# [WHAT YOU HAVE TO DO]
Determine how many lines contain the string "name". Respond with that number and nothing more.

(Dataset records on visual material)
^^^^

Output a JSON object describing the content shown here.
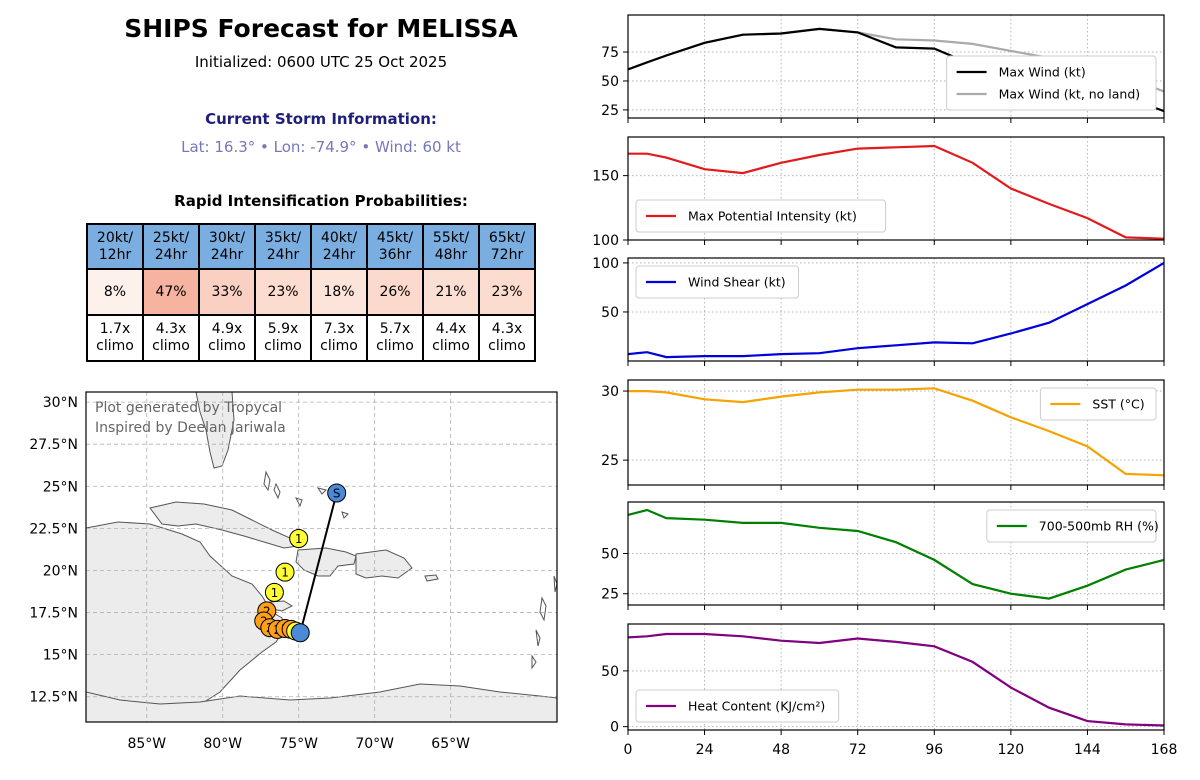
{
  "header": {
    "title": "SHIPS Forecast for MELISSA",
    "initialized": "Initialized: 0600 UTC 25 Oct 2025",
    "current_heading": "Current Storm Information:",
    "current_line": "Lat: 16.3° • Lon: -74.9° • Wind: 60 kt"
  },
  "ri": {
    "heading": "Rapid Intensification Probabilities:",
    "columns": [
      {
        "threshold": "20kt/",
        "period": "12hr",
        "prob": "8%",
        "climo_mult": "1.7x",
        "climo_word": "climo",
        "fill": "#fdf1ec"
      },
      {
        "threshold": "25kt/",
        "period": "24hr",
        "prob": "47%",
        "climo_mult": "4.3x",
        "climo_word": "climo",
        "fill": "#f6b4a0"
      },
      {
        "threshold": "30kt/",
        "period": "24hr",
        "prob": "33%",
        "climo_mult": "4.9x",
        "climo_word": "climo",
        "fill": "#f9d0c2"
      },
      {
        "threshold": "35kt/",
        "period": "24hr",
        "prob": "23%",
        "climo_mult": "5.9x",
        "climo_word": "climo",
        "fill": "#fbdccf"
      },
      {
        "threshold": "40kt/",
        "period": "24hr",
        "prob": "18%",
        "climo_mult": "7.3x",
        "climo_word": "climo",
        "fill": "#fce4da"
      },
      {
        "threshold": "45kt/",
        "period": "36hr",
        "prob": "26%",
        "climo_mult": "5.7x",
        "climo_word": "climo",
        "fill": "#fbd9cc"
      },
      {
        "threshold": "55kt/",
        "period": "48hr",
        "prob": "21%",
        "climo_mult": "4.4x",
        "climo_word": "climo",
        "fill": "#fcdfd3"
      },
      {
        "threshold": "65kt/",
        "period": "72hr",
        "prob": "23%",
        "climo_mult": "4.3x",
        "climo_word": "climo",
        "fill": "#fbdccf"
      }
    ]
  },
  "map": {
    "credit_line1": "Plot generated by Tropycal",
    "credit_line2": "Inspired by Deelan Jariwala",
    "lat_ticks": [
      {
        "value": 30,
        "label": "30°N"
      },
      {
        "value": 27.5,
        "label": "27.5°N"
      },
      {
        "value": 25,
        "label": "25°N"
      },
      {
        "value": 22.5,
        "label": "22.5°N"
      },
      {
        "value": 20,
        "label": "20°N"
      },
      {
        "value": 17.5,
        "label": "17.5°N"
      },
      {
        "value": 15,
        "label": "15°N"
      },
      {
        "value": 12.5,
        "label": "12.5°N"
      }
    ],
    "lon_ticks": [
      {
        "value": -85,
        "label": "85°W"
      },
      {
        "value": -80,
        "label": "80°W"
      },
      {
        "value": -75,
        "label": "75°W"
      },
      {
        "value": -70,
        "label": "70°W"
      },
      {
        "value": -65,
        "label": "65°W"
      }
    ],
    "track": [
      {
        "lon": -74.9,
        "lat": 16.3,
        "label": "",
        "color": "#4a8ad8"
      },
      {
        "lon": -75.2,
        "lat": 16.4,
        "label": "1",
        "color": "#ffff33"
      },
      {
        "lon": -75.5,
        "lat": 16.5,
        "label": "2",
        "color": "#ff9f1a"
      },
      {
        "lon": -75.9,
        "lat": 16.55,
        "label": "2",
        "color": "#ff9f1a"
      },
      {
        "lon": -76.4,
        "lat": 16.5,
        "label": "2",
        "color": "#ff9f1a"
      },
      {
        "lon": -76.9,
        "lat": 16.6,
        "label": "2",
        "color": "#ff9f1a"
      },
      {
        "lon": -77.3,
        "lat": 17.0,
        "label": "2",
        "color": "#ff9f1a"
      },
      {
        "lon": -77.1,
        "lat": 17.6,
        "label": "2",
        "color": "#ff9f1a"
      },
      {
        "lon": -76.6,
        "lat": 18.7,
        "label": "1",
        "color": "#ffff33"
      },
      {
        "lon": -75.9,
        "lat": 19.9,
        "label": "1",
        "color": "#ffff33"
      },
      {
        "lon": -75.0,
        "lat": 21.9,
        "label": "1",
        "color": "#ffff33"
      },
      {
        "lon": -72.5,
        "lat": 24.6,
        "label": "S",
        "color": "#4a8ad8"
      }
    ]
  },
  "panels_x_ticks": [
    0,
    24,
    48,
    72,
    96,
    120,
    144,
    168
  ],
  "chart_data": [
    {
      "type": "line",
      "x": [
        0,
        6,
        12,
        24,
        36,
        48,
        60,
        72,
        84,
        96,
        108,
        120,
        132,
        144,
        156,
        168
      ],
      "series": [
        {
          "name": "Max Wind (kt)",
          "color": "#000000",
          "values": [
            60,
            66,
            72,
            83,
            90,
            91,
            95,
            92,
            79,
            78,
            64,
            58,
            53,
            46,
            36,
            24
          ]
        },
        {
          "name": "Max Wind (kt, no land)",
          "color": "#aaaaaa",
          "values": [
            60,
            66,
            72,
            83,
            90,
            91,
            95,
            92,
            86,
            85,
            82,
            76,
            70,
            63,
            53,
            41
          ]
        }
      ],
      "ylim": [
        18,
        107
      ],
      "yticks": [
        25,
        50,
        75
      ],
      "legend": "lower-right",
      "grid": true
    },
    {
      "type": "line",
      "x": [
        0,
        6,
        12,
        24,
        36,
        48,
        60,
        72,
        84,
        96,
        108,
        120,
        132,
        144,
        156,
        168
      ],
      "series": [
        {
          "name": "Max Potential Intensity (kt)",
          "color": "#e31a1c",
          "values": [
            167,
            167,
            164,
            155,
            152,
            160,
            166,
            171,
            172,
            173,
            160,
            140,
            128,
            117,
            102,
            101
          ]
        }
      ],
      "ylim": [
        100,
        180
      ],
      "yticks": [
        100,
        150
      ],
      "legend": "lower-left",
      "grid": true
    },
    {
      "type": "line",
      "x": [
        0,
        6,
        12,
        24,
        36,
        48,
        60,
        72,
        84,
        96,
        108,
        120,
        132,
        144,
        156,
        168
      ],
      "series": [
        {
          "name": "Wind Shear (kt)",
          "color": "#0000dd",
          "values": [
            7,
            9,
            4,
            5,
            5,
            7,
            8,
            13,
            16,
            19,
            18,
            28,
            39,
            58,
            77,
            100
          ]
        }
      ],
      "ylim": [
        0,
        105
      ],
      "yticks": [
        50,
        100
      ],
      "legend": "upper-left",
      "grid": true
    },
    {
      "type": "line",
      "x": [
        0,
        6,
        12,
        24,
        36,
        48,
        60,
        72,
        84,
        96,
        108,
        120,
        132,
        144,
        156,
        168
      ],
      "series": [
        {
          "name": "SST (°C)",
          "color": "#f5a300",
          "values": [
            30.0,
            30.0,
            29.9,
            29.4,
            29.2,
            29.6,
            29.9,
            30.1,
            30.1,
            30.2,
            29.3,
            28.1,
            27.1,
            26.0,
            24.0,
            23.9
          ]
        }
      ],
      "ylim": [
        23.2,
        30.8
      ],
      "yticks": [
        25,
        30
      ],
      "legend": "upper-right",
      "grid": true
    },
    {
      "type": "line",
      "x": [
        0,
        6,
        12,
        24,
        36,
        48,
        60,
        72,
        84,
        96,
        108,
        120,
        132,
        144,
        156,
        168
      ],
      "series": [
        {
          "name": "700-500mb RH (%)",
          "color": "#008000",
          "values": [
            74,
            77,
            72,
            71,
            69,
            69,
            66,
            64,
            57,
            46,
            31,
            25,
            22,
            30,
            40,
            46
          ]
        }
      ],
      "ylim": [
        18,
        82
      ],
      "yticks": [
        25,
        50
      ],
      "legend": "upper-right",
      "grid": true
    },
    {
      "type": "line",
      "x": [
        0,
        6,
        12,
        24,
        36,
        48,
        60,
        72,
        84,
        96,
        108,
        120,
        132,
        144,
        156,
        168
      ],
      "series": [
        {
          "name": "Heat Content (KJ/cm²)",
          "color": "#800080",
          "values": [
            80,
            81,
            83,
            83,
            81,
            77,
            75,
            79,
            76,
            72,
            58,
            35,
            17,
            5,
            2,
            1
          ]
        }
      ],
      "ylim": [
        -3,
        92
      ],
      "yticks": [
        0,
        50
      ],
      "legend": "lower-left",
      "grid": true
    }
  ]
}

^^^^

# [WORKED SOLUTION]
7